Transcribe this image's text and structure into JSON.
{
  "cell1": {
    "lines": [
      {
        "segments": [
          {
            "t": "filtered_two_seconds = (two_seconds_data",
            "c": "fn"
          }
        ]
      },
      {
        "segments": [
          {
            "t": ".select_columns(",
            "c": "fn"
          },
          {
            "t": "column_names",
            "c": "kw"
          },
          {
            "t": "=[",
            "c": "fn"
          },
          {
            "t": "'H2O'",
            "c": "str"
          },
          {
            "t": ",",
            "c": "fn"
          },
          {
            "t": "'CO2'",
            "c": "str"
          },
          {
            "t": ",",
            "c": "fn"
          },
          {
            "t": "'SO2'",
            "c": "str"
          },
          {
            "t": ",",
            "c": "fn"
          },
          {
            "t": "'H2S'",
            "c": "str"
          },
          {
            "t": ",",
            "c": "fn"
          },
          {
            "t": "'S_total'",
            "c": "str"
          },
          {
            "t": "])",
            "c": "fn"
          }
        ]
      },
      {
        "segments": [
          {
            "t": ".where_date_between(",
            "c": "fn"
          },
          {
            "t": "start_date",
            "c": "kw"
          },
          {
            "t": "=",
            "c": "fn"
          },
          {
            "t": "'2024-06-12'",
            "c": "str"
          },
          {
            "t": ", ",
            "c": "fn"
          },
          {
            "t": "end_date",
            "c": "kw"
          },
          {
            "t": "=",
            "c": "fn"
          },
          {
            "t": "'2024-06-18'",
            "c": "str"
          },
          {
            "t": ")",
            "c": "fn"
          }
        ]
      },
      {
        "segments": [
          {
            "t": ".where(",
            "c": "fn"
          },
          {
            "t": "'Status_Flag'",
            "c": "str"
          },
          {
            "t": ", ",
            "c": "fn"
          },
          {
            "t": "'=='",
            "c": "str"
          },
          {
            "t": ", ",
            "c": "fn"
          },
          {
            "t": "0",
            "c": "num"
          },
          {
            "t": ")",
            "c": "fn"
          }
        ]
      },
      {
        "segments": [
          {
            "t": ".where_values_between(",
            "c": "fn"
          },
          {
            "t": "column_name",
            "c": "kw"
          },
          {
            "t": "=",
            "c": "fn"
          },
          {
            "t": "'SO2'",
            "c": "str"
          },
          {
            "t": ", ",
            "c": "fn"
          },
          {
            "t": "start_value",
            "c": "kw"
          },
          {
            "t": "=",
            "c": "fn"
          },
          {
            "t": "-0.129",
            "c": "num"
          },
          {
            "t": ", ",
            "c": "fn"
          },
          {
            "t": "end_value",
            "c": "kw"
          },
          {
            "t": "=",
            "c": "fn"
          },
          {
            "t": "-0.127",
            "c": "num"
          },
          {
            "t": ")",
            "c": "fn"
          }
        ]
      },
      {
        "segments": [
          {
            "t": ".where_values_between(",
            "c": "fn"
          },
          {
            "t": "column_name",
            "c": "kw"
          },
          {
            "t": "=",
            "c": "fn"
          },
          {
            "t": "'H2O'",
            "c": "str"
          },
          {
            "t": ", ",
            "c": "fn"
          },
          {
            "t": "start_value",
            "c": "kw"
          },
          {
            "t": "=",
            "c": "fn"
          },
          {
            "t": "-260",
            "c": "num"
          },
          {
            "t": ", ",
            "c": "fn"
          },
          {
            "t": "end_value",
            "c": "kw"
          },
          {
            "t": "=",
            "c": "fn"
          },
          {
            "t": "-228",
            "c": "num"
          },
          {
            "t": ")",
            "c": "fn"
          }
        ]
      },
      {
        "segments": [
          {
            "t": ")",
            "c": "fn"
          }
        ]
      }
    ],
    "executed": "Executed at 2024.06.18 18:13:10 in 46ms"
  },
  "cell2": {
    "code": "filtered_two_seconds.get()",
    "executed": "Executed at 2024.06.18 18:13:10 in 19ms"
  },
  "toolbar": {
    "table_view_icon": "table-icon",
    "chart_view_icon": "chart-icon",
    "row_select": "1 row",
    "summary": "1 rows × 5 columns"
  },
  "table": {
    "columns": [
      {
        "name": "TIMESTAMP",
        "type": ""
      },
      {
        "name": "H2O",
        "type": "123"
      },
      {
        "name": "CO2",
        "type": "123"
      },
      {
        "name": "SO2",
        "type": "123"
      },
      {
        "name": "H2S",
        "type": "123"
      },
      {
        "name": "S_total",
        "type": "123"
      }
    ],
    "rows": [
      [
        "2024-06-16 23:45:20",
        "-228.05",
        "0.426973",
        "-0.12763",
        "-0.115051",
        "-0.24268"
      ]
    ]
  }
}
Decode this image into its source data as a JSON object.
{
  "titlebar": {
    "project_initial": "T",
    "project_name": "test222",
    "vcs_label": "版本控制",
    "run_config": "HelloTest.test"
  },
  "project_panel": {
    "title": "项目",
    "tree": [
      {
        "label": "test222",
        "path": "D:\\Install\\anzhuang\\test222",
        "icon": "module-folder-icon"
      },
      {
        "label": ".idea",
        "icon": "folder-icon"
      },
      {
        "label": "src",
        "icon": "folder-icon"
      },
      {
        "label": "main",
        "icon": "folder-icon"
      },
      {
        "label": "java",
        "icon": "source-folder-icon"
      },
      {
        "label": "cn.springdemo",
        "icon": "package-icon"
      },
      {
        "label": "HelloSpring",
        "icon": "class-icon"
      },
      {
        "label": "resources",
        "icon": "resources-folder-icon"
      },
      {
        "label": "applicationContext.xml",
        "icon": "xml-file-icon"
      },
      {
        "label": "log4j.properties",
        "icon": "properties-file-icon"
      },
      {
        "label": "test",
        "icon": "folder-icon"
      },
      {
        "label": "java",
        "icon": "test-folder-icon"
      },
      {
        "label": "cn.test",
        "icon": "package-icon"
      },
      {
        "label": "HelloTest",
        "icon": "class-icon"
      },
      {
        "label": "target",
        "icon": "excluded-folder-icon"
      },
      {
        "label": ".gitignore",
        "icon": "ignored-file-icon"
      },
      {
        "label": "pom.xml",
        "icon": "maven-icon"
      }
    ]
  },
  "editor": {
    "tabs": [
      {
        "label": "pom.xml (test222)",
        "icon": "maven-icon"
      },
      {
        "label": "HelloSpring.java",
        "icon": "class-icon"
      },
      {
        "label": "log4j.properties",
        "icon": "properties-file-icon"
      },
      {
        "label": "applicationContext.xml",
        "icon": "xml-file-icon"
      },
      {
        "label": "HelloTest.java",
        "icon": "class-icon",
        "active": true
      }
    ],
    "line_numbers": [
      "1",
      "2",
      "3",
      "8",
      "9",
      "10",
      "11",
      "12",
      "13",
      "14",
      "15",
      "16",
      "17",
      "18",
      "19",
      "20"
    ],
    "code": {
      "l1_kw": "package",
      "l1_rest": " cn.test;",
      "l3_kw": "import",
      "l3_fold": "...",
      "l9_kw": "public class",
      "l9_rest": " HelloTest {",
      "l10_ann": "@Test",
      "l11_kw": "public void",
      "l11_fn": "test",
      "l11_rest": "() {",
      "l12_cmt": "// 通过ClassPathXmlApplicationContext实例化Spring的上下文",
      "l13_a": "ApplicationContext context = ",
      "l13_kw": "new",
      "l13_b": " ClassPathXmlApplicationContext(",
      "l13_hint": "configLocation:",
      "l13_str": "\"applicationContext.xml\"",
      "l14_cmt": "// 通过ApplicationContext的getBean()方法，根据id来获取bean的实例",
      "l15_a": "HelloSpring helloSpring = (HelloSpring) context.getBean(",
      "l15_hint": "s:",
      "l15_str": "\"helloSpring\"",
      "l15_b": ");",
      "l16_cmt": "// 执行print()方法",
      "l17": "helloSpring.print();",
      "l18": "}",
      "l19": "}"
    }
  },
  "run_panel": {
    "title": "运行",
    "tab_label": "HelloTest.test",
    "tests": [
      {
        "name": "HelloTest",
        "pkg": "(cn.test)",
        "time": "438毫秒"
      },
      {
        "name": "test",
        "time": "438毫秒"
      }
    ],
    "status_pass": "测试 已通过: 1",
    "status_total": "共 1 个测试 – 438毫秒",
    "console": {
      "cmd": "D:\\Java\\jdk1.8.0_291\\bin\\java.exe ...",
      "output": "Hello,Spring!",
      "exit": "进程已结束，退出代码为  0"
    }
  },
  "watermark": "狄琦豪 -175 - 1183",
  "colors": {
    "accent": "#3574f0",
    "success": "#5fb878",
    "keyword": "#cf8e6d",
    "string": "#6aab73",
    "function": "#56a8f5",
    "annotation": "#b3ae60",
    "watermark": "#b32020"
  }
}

What needs to be done: What is the number of lines in the listing that include the word "watermark"? Give that number and nothing else.

Answer to this problem: 2